╔══

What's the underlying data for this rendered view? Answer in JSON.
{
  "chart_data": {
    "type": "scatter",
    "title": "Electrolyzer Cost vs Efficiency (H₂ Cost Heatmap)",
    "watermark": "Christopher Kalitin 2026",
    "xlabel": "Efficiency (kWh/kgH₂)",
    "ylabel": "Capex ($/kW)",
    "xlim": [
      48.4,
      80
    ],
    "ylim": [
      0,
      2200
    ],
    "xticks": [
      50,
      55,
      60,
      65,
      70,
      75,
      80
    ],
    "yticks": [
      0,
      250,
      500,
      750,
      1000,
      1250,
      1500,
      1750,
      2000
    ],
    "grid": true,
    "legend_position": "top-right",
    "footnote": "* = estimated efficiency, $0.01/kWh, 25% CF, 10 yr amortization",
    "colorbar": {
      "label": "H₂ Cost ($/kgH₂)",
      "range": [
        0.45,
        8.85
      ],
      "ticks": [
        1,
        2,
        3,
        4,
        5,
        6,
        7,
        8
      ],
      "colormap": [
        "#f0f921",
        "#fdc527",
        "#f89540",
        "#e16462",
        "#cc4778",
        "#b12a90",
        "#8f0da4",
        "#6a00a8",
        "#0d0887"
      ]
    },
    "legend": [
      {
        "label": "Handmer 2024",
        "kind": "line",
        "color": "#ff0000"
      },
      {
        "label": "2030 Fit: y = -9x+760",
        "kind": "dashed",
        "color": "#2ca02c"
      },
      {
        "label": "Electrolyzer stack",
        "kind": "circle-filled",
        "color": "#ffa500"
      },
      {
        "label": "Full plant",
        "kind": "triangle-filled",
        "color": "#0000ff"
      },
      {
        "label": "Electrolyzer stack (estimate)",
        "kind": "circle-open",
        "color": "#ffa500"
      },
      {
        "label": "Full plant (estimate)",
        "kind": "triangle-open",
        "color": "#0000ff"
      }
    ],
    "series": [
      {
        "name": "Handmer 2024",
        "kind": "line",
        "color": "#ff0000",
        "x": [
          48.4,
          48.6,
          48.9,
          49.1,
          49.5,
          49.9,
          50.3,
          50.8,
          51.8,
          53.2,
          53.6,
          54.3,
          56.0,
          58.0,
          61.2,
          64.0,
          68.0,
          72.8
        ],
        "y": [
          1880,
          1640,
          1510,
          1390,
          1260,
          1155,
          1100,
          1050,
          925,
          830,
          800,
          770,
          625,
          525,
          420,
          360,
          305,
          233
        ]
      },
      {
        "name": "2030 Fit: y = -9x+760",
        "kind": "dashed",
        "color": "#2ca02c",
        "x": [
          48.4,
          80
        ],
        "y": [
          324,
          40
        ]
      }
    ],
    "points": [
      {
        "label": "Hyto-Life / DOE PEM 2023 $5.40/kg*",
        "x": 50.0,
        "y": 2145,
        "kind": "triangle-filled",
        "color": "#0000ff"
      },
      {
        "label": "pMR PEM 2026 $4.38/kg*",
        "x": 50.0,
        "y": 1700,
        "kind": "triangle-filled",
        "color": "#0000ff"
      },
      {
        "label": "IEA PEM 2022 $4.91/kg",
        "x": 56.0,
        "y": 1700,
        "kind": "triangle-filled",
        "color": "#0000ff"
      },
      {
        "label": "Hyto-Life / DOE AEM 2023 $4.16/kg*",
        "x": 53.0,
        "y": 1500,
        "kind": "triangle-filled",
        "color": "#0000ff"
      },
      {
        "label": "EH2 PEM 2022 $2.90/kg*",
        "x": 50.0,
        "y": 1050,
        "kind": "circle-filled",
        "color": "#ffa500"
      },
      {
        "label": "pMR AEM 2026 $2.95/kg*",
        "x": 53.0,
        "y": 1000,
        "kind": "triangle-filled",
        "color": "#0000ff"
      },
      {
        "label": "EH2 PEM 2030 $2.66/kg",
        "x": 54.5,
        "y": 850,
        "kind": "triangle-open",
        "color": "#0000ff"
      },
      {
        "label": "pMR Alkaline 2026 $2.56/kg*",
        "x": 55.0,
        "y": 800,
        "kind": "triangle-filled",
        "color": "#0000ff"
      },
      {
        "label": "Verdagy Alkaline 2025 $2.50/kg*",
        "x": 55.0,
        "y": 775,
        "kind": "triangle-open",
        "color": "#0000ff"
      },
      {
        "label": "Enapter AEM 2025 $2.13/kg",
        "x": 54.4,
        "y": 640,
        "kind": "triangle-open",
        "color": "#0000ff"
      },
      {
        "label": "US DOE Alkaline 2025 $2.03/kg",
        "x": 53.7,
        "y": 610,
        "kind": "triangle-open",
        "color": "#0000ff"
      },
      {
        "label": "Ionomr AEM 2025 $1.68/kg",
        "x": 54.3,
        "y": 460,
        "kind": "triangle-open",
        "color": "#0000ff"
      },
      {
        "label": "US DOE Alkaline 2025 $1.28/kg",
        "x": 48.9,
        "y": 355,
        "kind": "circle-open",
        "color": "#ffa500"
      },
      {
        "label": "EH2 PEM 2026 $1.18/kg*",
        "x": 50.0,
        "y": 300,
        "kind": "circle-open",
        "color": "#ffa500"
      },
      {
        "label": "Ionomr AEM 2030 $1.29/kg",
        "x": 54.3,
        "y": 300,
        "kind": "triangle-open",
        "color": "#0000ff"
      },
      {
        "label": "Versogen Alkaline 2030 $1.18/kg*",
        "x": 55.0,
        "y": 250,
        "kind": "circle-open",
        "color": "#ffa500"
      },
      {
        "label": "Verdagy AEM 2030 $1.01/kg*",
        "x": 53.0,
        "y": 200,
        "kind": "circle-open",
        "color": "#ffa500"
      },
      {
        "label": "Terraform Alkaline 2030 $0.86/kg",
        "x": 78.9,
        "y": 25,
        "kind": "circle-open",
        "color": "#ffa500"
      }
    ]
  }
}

╚══

-- Task brief --
Repeat each of the entries above precisely as given.

-- The answer --
What's the underlying data for this rendered view? Answer in JSON.
{
  "chart_data": {
    "type": "scatter",
    "title": "Electrolyzer Cost vs Efficiency (H₂ Cost Heatmap)",
    "watermark": "Christopher Kalitin 2026",
    "xlabel": "Efficiency (kWh/kgH₂)",
    "ylabel": "Capex ($/kW)",
    "xlim": [
      48.4,
      80
    ],
    "ylim": [
      0,
      2200
    ],
    "xticks": [
      50,
      55,
      60,
      65,
      70,
      75,
      80
    ],
    "yticks": [
      0,
      250,
      500,
      750,
      1000,
      1250,
      1500,
      1750,
      2000
    ],
    "grid": true,
    "legend_position": "top-right",
    "footnote": "* = estimated efficiency, $0.01/kWh, 25% CF, 10 yr amortization",
    "colorbar": {
      "label": "H₂ Cost ($/kgH₂)",
      "range": [
        0.45,
        8.85
      ],
      "ticks": [
        1,
        2,
        3,
        4,
        5,
        6,
        7,
        8
      ],
      "colormap": [
        "#f0f921",
        "#fdc527",
        "#f89540",
        "#e16462",
        "#cc4778",
        "#b12a90",
        "#8f0da4",
        "#6a00a8",
        "#0d0887"
      ]
    },
    "legend": [
      {
        "label": "Handmer 2024",
        "kind": "line",
        "color": "#ff0000"
      },
      {
        "label": "2030 Fit: y = -9x+760",
        "kind": "dashed",
        "color": "#2ca02c"
      },
      {
        "label": "Electrolyzer stack",
        "kind": "circle-filled",
        "color": "#ffa500"
      },
      {
        "label": "Full plant",
        "kind": "triangle-filled",
        "color": "#0000ff"
      },
      {
        "label": "Electrolyzer stack (estimate)",
        "kind": "circle-open",
        "color": "#ffa500"
      },
      {
        "label": "Full plant (estimate)",
        "kind": "triangle-open",
        "color": "#0000ff"
      }
    ],
    "series": [
      {
        "name": "Handmer 2024",
        "kind": "line",
        "color": "#ff0000",
        "x": [
          48.4,
          48.6,
          48.9,
          49.1,
          49.5,
          49.9,
          50.3,
          50.8,
          51.8,
          53.2,
          53.6,
          54.3,
          56.0,
          58.0,
          61.2,
          64.0,
          68.0,
          72.8
        ],
        "y": [
          1880,
          1640,
          1510,
          1390,
          1260,
          1155,
          1100,
          1050,
          925,
          830,
          800,
          770,
          625,
          525,
          420,
          360,
          305,
          233
        ]
      },
      {
        "name": "2030 Fit: y = -9x+760",
        "kind": "dashed",
        "color": "#2ca02c",
        "x": [
          48.4,
          80
        ],
        "y": [
          324,
          40
        ]
      }
    ],
    "points": [
      {
        "label": "Hyto-Life / DOE PEM 2023 $5.40/kg*",
        "x": 50.0,
        "y": 2145,
        "kind": "triangle-filled",
        "color": "#0000ff"
      },
      {
        "label": "pMR PEM 2026 $4.38/kg*",
        "x": 50.0,
        "y": 1700,
        "kind": "triangle-filled",
        "color": "#0000ff"
      },
      {
        "label": "IEA PEM 2022 $4.91/kg",
        "x": 56.0,
        "y": 1700,
        "kind": "triangle-filled",
        "color": "#0000ff"
      },
      {
        "label": "Hyto-Life / DOE AEM 2023 $4.16/kg*",
        "x": 53.0,
        "y": 1500,
        "kind": "triangle-filled",
        "color": "#0000ff"
      },
      {
        "label": "EH2 PEM 2022 $2.90/kg*",
        "x": 50.0,
        "y": 1050,
        "kind": "circle-filled",
        "color": "#ffa500"
      },
      {
        "label": "pMR AEM 2026 $2.95/kg*",
        "x": 53.0,
        "y": 1000,
        "kind": "triangle-filled",
        "color": "#0000ff"
      },
      {
        "label": "EH2 PEM 2030 $2.66/kg",
        "x": 54.5,
        "y": 850,
        "kind": "triangle-open",
        "color": "#0000ff"
      },
      {
        "label": "pMR Alkaline 2026 $2.56/kg*",
        "x": 55.0,
        "y": 800,
        "kind": "triangle-filled",
        "color": "#0000ff"
      },
      {
        "label": "Verdagy Alkaline 2025 $2.50/kg*",
        "x": 55.0,
        "y": 775,
        "kind": "triangle-open",
        "color": "#0000ff"
      },
      {
        "label": "Enapter AEM 2025 $2.13/kg",
        "x": 54.4,
        "y": 640,
        "kind": "triangle-open",
        "color": "#0000ff"
      },
      {
        "label": "US DOE Alkaline 2025 $2.03/kg",
        "x": 53.7,
        "y": 610,
        "kind": "triangle-open",
        "color": "#0000ff"
      },
      {
        "label": "Ionomr AEM 2025 $1.68/kg",
        "x": 54.3,
        "y": 460,
        "kind": "triangle-open",
        "color": "#0000ff"
      },
      {
        "label": "US DOE Alkaline 2025 $1.28/kg",
        "x": 48.9,
        "y": 355,
        "kind": "circle-open",
        "color": "#ffa500"
      },
      {
        "label": "EH2 PEM 2026 $1.18/kg*",
        "x": 50.0,
        "y": 300,
        "kind": "circle-open",
        "color": "#ffa500"
      },
      {
        "label": "Ionomr AEM 2030 $1.29/kg",
        "x": 54.3,
        "y": 300,
        "kind": "triangle-open",
        "color": "#0000ff"
      },
      {
        "label": "Versogen Alkaline 2030 $1.18/kg*",
        "x": 55.0,
        "y": 250,
        "kind": "circle-open",
        "color": "#ffa500"
      },
      {
        "label": "Verdagy AEM 2030 $1.01/kg*",
        "x": 53.0,
        "y": 200,
        "kind": "circle-open",
        "color": "#ffa500"
      },
      {
        "label": "Terraform Alkaline 2030 $0.86/kg",
        "x": 78.9,
        "y": 25,
        "kind": "circle-open",
        "color": "#ffa500"
      }
    ]
  }
}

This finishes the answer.